#### [Exercise]
Make an exact copy of the listing below.

#### [Recorded data]
====================

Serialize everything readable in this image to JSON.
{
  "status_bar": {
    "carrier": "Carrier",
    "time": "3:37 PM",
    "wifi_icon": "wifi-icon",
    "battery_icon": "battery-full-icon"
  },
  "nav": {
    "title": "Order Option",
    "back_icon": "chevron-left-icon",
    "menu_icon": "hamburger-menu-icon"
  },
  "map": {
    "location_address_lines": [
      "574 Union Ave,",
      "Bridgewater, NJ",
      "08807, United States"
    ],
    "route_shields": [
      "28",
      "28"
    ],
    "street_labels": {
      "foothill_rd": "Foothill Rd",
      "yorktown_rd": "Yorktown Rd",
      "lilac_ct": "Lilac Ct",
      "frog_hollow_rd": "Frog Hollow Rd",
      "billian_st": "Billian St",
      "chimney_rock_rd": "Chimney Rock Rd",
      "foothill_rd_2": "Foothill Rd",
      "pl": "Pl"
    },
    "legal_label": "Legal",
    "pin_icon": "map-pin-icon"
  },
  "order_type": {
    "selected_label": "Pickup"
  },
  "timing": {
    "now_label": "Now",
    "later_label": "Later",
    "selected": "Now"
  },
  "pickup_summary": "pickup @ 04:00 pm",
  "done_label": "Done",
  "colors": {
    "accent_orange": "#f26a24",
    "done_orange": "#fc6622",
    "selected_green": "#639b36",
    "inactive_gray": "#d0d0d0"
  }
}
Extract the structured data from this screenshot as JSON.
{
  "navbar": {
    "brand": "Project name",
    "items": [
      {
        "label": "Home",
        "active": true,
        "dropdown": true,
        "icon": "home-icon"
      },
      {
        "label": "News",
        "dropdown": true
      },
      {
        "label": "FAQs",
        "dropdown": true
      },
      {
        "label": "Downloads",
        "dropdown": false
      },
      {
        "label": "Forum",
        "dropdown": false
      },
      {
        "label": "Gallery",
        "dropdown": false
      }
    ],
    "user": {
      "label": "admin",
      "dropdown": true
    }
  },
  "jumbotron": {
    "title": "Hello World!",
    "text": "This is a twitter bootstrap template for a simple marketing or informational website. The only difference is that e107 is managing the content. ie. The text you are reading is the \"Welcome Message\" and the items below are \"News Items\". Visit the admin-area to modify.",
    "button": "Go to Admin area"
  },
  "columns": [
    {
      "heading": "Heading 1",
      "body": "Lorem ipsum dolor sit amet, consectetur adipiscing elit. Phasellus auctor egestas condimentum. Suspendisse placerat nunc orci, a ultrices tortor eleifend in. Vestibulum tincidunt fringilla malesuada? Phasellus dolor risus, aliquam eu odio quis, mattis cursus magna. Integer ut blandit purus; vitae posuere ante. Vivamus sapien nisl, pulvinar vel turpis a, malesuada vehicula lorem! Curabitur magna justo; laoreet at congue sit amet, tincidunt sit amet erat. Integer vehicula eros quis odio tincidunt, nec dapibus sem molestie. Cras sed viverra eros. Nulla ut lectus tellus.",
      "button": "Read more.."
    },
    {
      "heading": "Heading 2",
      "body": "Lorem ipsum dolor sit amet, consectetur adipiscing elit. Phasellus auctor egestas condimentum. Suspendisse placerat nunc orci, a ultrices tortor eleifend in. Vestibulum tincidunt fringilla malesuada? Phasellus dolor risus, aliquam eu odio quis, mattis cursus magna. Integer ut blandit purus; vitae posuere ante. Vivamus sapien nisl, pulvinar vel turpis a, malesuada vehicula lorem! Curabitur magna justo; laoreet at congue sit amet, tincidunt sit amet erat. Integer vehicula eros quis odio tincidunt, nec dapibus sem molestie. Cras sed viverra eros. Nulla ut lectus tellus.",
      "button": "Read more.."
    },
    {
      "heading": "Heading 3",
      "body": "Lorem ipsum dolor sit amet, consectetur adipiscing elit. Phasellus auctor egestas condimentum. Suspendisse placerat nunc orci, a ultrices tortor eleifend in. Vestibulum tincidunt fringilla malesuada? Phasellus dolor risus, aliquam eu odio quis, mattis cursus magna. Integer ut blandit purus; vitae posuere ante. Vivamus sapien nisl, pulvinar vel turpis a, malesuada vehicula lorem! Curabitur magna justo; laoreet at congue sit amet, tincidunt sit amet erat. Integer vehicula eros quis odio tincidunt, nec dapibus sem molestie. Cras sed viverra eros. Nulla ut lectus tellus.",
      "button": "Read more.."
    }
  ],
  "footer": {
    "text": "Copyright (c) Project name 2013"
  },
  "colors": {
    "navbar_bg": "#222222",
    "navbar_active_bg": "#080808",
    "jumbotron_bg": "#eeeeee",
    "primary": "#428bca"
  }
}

====================

#### [Answer to the task]
Serialize everything readable in this image to JSON.
{
  "status_bar": {
    "carrier": "Carrier",
    "time": "3:37 PM",
    "wifi_icon": "wifi-icon",
    "battery_icon": "battery-full-icon"
  },
  "nav": {
    "title": "Order Option",
    "back_icon": "chevron-left-icon",
    "menu_icon": "hamburger-menu-icon"
  },
  "map": {
    "location_address_lines": [
      "574 Union Ave,",
      "Bridgewater, NJ",
      "08807, United States"
    ],
    "route_shields": [
      "28",
      "28"
    ],
    "street_labels": {
      "foothill_rd": "Foothill Rd",
      "yorktown_rd": "Yorktown Rd",
      "lilac_ct": "Lilac Ct",
      "frog_hollow_rd": "Frog Hollow Rd",
      "billian_st": "Billian St",
      "chimney_rock_rd": "Chimney Rock Rd",
      "foothill_rd_2": "Foothill Rd",
      "pl": "Pl"
    },
    "legal_label": "Legal",
    "pin_icon": "map-pin-icon"
  },
  "order_type": {
    "selected_label": "Pickup"
  },
  "timing": {
    "now_label": "Now",
    "later_label": "Later",
    "selected": "Now"
  },
  "pickup_summary": "pickup @ 04:00 pm",
  "done_label": "Done",
  "colors": {
    "accent_orange": "#f26a24",
    "done_orange": "#fc6622",
    "selected_green": "#639b36",
    "inactive_gray": "#d0d0d0"
  }
}
Extract the structured data from this screenshot as JSON.
{
  "navbar": {
    "brand": "Project name",
    "items": [
      {
        "label": "Home",
        "active": true,
        "dropdown": true,
        "icon": "home-icon"
      },
      {
        "label": "News",
        "dropdown": true
      },
      {
        "label": "FAQs",
        "dropdown": true
      },
      {
        "label": "Downloads",
        "dropdown": false
      },
      {
        "label": "Forum",
        "dropdown": false
      },
      {
        "label": "Gallery",
        "dropdown": false
      }
    ],
    "user": {
      "label": "admin",
      "dropdown": true
    }
  },
  "jumbotron": {
    "title": "Hello World!",
    "text": "This is a twitter bootstrap template for a simple marketing or informational website. The only difference is that e107 is managing the content. ie. The text you are reading is the \"Welcome Message\" and the items below are \"News Items\". Visit the admin-area to modify.",
    "button": "Go to Admin area"
  },
  "columns": [
    {
      "heading": "Heading 1",
      "body": "Lorem ipsum dolor sit amet, consectetur adipiscing elit. Phasellus auctor egestas condimentum. Suspendisse placerat nunc orci, a ultrices tortor eleifend in. Vestibulum tincidunt fringilla malesuada? Phasellus dolor risus, aliquam eu odio quis, mattis cursus magna. Integer ut blandit purus; vitae posuere ante. Vivamus sapien nisl, pulvinar vel turpis a, malesuada vehicula lorem! Curabitur magna justo; laoreet at congue sit amet, tincidunt sit amet erat. Integer vehicula eros quis odio tincidunt, nec dapibus sem molestie. Cras sed viverra eros. Nulla ut lectus tellus.",
      "button": "Read more.."
    },
    {
      "heading": "Heading 2",
      "body": "Lorem ipsum dolor sit amet, consectetur adipiscing elit. Phasellus auctor egestas condimentum. Suspendisse placerat nunc orci, a ultrices tortor eleifend in. Vestibulum tincidunt fringilla malesuada? Phasellus dolor risus, aliquam eu odio quis, mattis cursus magna. Integer ut blandit purus; vitae posuere ante. Vivamus sapien nisl, pulvinar vel turpis a, malesuada vehicula lorem! Curabitur magna justo; laoreet at congue sit amet, tincidunt sit amet erat. Integer vehicula eros quis odio tincidunt, nec dapibus sem molestie. Cras sed viverra eros. Nulla ut lectus tellus.",
      "button": "Read more.."
    },
    {
      "heading": "Heading 3",
      "body": "Lorem ipsum dolor sit amet, consectetur adipiscing elit. Phasellus auctor egestas condimentum. Suspendisse placerat nunc orci, a ultrices tortor eleifend in. Vestibulum tincidunt fringilla malesuada? Phasellus dolor risus, aliquam eu odio quis, mattis cursus magna. Integer ut blandit purus; vitae posuere ante. Vivamus sapien nisl, pulvinar vel turpis a, malesuada vehicula lorem! Curabitur magna justo; laoreet at congue sit amet, tincidunt sit amet erat. Integer vehicula eros quis odio tincidunt, nec dapibus sem molestie. Cras sed viverra eros. Nulla ut lectus tellus.",
      "button": "Read more.."
    }
  ],
  "footer": {
    "text": "Copyright (c) Project name 2013"
  },
  "colors": {
    "navbar_bg": "#222222",
    "navbar_active_bg": "#080808",
    "jumbotron_bg": "#eeeeee",
    "primary": "#428bca"
  }
}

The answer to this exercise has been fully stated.